Dataset entries
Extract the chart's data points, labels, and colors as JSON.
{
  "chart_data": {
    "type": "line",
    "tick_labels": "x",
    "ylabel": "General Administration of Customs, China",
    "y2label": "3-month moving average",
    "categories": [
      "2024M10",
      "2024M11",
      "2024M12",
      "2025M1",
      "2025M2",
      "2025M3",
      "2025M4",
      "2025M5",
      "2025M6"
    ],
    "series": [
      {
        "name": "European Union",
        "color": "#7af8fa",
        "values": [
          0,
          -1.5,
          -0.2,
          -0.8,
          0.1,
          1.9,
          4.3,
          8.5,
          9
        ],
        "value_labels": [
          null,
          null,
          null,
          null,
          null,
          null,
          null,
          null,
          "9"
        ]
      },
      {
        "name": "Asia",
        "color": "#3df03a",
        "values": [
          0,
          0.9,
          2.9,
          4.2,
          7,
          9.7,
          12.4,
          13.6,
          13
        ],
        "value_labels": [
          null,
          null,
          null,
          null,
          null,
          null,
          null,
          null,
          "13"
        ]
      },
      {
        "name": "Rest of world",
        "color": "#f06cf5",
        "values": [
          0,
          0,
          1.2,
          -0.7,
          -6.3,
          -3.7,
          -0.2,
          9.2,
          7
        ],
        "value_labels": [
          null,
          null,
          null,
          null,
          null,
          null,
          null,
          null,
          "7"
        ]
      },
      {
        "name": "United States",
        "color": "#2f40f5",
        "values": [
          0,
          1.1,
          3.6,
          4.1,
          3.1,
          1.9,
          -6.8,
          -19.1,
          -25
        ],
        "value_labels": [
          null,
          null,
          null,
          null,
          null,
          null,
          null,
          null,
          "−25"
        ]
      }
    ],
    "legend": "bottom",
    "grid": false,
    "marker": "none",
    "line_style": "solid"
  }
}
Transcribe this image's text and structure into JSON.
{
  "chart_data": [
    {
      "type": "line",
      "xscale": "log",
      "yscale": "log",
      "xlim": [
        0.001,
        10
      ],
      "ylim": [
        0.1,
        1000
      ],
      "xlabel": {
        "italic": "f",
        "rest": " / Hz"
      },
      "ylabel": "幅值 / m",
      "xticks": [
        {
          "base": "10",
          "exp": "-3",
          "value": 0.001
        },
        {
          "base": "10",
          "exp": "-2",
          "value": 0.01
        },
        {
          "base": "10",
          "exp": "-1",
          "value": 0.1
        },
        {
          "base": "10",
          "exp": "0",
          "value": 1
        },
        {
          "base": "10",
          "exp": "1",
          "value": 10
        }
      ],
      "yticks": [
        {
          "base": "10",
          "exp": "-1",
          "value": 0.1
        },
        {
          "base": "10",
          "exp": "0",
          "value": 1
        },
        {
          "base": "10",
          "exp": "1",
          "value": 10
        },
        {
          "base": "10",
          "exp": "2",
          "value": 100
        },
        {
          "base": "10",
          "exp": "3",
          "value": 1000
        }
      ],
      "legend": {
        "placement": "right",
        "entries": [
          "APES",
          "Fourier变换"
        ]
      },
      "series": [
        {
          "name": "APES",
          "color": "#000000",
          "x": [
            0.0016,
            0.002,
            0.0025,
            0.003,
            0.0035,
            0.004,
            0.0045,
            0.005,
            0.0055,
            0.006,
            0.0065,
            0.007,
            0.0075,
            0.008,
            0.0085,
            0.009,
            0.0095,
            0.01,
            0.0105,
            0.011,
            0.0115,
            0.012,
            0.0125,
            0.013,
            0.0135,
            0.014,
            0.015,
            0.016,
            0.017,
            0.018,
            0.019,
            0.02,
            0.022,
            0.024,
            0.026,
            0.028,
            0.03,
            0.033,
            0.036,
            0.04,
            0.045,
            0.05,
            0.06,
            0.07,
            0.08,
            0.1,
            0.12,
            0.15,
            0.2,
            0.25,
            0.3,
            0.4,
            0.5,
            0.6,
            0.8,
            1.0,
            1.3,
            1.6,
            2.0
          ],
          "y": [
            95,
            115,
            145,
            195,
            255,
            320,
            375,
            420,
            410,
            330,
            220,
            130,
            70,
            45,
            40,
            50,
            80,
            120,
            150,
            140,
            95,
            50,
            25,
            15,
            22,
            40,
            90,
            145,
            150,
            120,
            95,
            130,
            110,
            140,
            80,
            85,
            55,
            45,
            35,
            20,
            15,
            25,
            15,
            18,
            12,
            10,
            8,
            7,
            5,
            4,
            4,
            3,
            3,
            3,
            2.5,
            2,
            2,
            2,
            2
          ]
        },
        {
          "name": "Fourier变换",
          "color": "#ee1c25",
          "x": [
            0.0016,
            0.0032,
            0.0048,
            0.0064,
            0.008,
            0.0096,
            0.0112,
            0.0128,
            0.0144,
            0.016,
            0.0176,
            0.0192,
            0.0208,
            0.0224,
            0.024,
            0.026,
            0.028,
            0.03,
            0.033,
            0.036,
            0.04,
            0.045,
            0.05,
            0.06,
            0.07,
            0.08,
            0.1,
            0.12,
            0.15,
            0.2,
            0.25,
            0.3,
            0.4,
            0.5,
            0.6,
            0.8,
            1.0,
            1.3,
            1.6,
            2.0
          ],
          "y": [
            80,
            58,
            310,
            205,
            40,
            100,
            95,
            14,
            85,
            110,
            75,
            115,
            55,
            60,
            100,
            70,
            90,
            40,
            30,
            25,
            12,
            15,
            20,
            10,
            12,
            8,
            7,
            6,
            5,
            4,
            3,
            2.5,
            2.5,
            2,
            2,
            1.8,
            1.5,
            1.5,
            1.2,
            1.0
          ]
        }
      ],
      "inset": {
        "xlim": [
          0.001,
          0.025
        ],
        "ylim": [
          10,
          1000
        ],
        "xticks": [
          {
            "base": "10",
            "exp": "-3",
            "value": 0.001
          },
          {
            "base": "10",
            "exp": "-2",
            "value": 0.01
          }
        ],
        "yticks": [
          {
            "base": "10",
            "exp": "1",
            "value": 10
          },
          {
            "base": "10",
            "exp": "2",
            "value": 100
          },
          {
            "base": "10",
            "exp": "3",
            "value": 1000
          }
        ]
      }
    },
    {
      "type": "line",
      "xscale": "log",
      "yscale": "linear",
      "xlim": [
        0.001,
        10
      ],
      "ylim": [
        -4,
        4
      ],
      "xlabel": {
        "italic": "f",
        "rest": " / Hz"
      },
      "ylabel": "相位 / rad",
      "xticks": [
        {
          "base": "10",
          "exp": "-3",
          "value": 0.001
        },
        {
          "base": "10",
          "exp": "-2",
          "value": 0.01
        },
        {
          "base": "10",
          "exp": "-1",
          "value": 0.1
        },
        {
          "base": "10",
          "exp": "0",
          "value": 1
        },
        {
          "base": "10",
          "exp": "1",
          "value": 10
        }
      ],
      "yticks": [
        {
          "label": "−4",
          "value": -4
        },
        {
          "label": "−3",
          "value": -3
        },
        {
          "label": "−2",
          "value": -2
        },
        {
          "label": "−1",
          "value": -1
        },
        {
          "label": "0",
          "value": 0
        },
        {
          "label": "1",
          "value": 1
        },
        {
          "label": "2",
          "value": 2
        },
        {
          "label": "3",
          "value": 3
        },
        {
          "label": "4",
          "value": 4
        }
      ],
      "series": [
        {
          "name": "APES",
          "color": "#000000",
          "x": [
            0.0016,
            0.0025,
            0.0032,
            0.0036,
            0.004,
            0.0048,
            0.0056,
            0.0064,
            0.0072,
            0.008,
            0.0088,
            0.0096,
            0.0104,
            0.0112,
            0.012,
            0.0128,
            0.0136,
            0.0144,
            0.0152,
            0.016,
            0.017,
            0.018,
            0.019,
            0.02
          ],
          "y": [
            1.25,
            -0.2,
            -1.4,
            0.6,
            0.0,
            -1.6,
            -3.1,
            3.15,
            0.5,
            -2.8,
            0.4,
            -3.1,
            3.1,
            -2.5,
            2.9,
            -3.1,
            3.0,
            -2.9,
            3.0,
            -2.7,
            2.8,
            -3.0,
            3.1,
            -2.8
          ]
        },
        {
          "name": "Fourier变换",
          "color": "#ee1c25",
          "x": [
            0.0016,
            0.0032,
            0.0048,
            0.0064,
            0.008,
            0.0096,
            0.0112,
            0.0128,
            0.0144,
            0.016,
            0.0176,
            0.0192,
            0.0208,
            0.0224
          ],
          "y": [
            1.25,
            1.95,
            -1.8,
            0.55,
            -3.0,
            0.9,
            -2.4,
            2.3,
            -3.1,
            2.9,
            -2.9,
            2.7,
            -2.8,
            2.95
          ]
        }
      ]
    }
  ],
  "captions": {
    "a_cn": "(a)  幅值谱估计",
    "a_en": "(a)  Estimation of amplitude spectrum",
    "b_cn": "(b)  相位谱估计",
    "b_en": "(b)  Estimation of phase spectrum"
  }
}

GOAL OF THE EXERCISE: Provide the number of lines in these entries that hold the word "ylabel", without any accompanying text.

REPLY: 3